Dataset excerpt
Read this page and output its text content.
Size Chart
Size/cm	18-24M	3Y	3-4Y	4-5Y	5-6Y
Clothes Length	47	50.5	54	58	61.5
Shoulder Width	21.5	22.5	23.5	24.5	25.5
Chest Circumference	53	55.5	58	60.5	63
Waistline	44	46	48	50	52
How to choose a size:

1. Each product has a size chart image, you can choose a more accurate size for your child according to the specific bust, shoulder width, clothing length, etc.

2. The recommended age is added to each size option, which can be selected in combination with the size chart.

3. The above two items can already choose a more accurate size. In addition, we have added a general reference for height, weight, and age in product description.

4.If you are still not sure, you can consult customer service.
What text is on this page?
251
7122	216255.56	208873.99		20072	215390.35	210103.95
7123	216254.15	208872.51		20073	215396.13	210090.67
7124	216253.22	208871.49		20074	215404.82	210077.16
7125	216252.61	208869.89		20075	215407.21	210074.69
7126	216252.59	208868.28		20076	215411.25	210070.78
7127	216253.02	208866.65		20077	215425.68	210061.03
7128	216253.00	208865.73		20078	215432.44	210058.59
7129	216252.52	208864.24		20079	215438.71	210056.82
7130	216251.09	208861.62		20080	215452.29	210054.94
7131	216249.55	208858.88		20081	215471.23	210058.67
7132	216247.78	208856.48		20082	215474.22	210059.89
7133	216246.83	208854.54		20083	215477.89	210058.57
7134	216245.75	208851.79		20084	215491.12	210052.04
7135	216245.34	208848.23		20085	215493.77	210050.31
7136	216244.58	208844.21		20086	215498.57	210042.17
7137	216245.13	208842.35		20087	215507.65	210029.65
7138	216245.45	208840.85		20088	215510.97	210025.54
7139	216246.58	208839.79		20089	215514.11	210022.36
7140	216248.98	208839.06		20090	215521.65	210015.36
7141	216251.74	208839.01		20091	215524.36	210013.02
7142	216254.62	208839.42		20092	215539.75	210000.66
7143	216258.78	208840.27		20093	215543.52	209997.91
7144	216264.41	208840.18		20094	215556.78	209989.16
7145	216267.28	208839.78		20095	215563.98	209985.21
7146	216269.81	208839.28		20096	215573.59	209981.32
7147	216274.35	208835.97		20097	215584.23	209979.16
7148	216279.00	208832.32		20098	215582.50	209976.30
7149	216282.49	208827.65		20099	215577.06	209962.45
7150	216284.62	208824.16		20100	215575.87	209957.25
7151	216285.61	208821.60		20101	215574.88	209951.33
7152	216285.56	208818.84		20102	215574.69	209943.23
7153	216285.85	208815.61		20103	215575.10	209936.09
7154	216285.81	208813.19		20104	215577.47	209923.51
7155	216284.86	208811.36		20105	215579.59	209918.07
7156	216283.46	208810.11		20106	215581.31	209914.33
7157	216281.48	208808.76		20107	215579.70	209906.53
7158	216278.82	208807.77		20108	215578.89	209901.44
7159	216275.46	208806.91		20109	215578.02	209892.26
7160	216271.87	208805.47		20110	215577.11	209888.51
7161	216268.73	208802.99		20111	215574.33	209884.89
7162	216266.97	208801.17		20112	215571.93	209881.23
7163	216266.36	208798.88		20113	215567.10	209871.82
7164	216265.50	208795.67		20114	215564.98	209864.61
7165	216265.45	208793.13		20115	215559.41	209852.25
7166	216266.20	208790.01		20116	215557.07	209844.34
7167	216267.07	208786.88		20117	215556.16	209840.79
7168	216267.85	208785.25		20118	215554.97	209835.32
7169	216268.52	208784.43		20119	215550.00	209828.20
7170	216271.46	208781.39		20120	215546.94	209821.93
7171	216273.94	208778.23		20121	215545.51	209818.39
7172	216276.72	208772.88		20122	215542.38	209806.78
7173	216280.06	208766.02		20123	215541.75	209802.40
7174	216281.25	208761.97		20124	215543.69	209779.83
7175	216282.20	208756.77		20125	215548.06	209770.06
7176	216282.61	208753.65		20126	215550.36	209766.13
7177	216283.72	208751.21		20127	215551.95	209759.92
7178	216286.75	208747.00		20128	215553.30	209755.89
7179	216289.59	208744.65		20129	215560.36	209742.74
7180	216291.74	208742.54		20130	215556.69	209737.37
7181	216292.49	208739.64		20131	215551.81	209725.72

**Task objective:** Copy out the full set of records precisely, leaving nothing out.

**Result of this exercise:**
Read this page and output its text content.
Size Chart
Size/cm	18-24M	3Y	3-4Y	4-5Y	5-6Y
Clothes Length	47	50.5	54	58	61.5
Shoulder Width	21.5	22.5	23.5	24.5	25.5
Chest Circumference	53	55.5	58	60.5	63
Waistline	44	46	48	50	52
How to choose a size:

1. Each product has a size chart image, you can choose a more accurate size for your child according to the specific bust, shoulder width, clothing length, etc.

2. The recommended age is added to each size option, which can be selected in combination with the size chart.

3. The above two items can already choose a more accurate size. In addition, we have added a general reference for height, weight, and age in product description.

4.If you are still not sure, you can consult customer service.
What text is on this page?
251
7122	216255.56	208873.99		20072	215390.35	210103.95
7123	216254.15	208872.51		20073	215396.13	210090.67
7124	216253.22	208871.49		20074	215404.82	210077.16
7125	216252.61	208869.89		20075	215407.21	210074.69
7126	216252.59	208868.28		20076	215411.25	210070.78
7127	216253.02	208866.65		20077	215425.68	210061.03
7128	216253.00	208865.73		20078	215432.44	210058.59
7129	216252.52	208864.24		20079	215438.71	210056.82
7130	216251.09	208861.62		20080	215452.29	210054.94
7131	216249.55	208858.88		20081	215471.23	210058.67
7132	216247.78	208856.48		20082	215474.22	210059.89
7133	216246.83	208854.54		20083	215477.89	210058.57
7134	216245.75	208851.79		20084	215491.12	210052.04
7135	216245.34	208848.23		20085	215493.77	210050.31
7136	216244.58	208844.21		20086	215498.57	210042.17
7137	216245.13	208842.35		20087	215507.65	210029.65
7138	216245.45	208840.85		20088	215510.97	210025.54
7139	216246.58	208839.79		20089	215514.11	210022.36
7140	216248.98	208839.06		20090	215521.65	210015.36
7141	216251.74	208839.01		20091	215524.36	210013.02
7142	216254.62	208839.42		20092	215539.75	210000.66
7143	216258.78	208840.27		20093	215543.52	209997.91
7144	216264.41	208840.18		20094	215556.78	209989.16
7145	216267.28	208839.78		20095	215563.98	209985.21
7146	216269.81	208839.28		20096	215573.59	209981.32
7147	216274.35	208835.97		20097	215584.23	209979.16
7148	216279.00	208832.32		20098	215582.50	209976.30
7149	216282.49	208827.65		20099	215577.06	209962.45
7150	216284.62	208824.16		20100	215575.87	209957.25
7151	216285.61	208821.60		20101	215574.88	209951.33
7152	216285.56	208818.84		20102	215574.69	209943.23
7153	216285.85	208815.61		20103	215575.10	209936.09
7154	216285.81	208813.19		20104	215577.47	209923.51
7155	216284.86	208811.36		20105	215579.59	209918.07
7156	216283.46	208810.11		20106	215581.31	209914.33
7157	216281.48	208808.76		20107	215579.70	209906.53
7158	216278.82	208807.77		20108	215578.89	209901.44
7159	216275.46	208806.91		20109	215578.02	209892.26
7160	216271.87	208805.47		20110	215577.11	209888.51
7161	216268.73	208802.99		20111	215574.33	209884.89
7162	216266.97	208801.17		20112	215571.93	209881.23
7163	216266.36	208798.88		20113	215567.10	209871.82
7164	216265.50	208795.67		20114	215564.98	209864.61
7165	216265.45	208793.13		20115	215559.41	209852.25
7166	216266.20	208790.01		20116	215557.07	209844.34
7167	216267.07	208786.88		20117	215556.16	209840.79
7168	216267.85	208785.25		20118	215554.97	209835.32
7169	216268.52	208784.43		20119	215550.00	209828.20
7170	216271.46	208781.39		20120	215546.94	209821.93
7171	216273.94	208778.23		20121	215545.51	209818.39
7172	216276.72	208772.88		20122	215542.38	209806.78
7173	216280.06	208766.02		20123	215541.75	209802.40
7174	216281.25	208761.97		20124	215543.69	209779.83
7175	216282.20	208756.77		20125	215548.06	209770.06
7176	216282.61	208753.65		20126	215550.36	209766.13
7177	216283.72	208751.21		20127	215551.95	209759.92
7178	216286.75	208747.00		20128	215553.30	209755.89
7179	216289.59	208744.65		20129	215560.36	209742.74
7180	216291.74	208742.54		20130	215556.69	209737.37
7181	216292.49	208739.64		20131	215551.81	209725.72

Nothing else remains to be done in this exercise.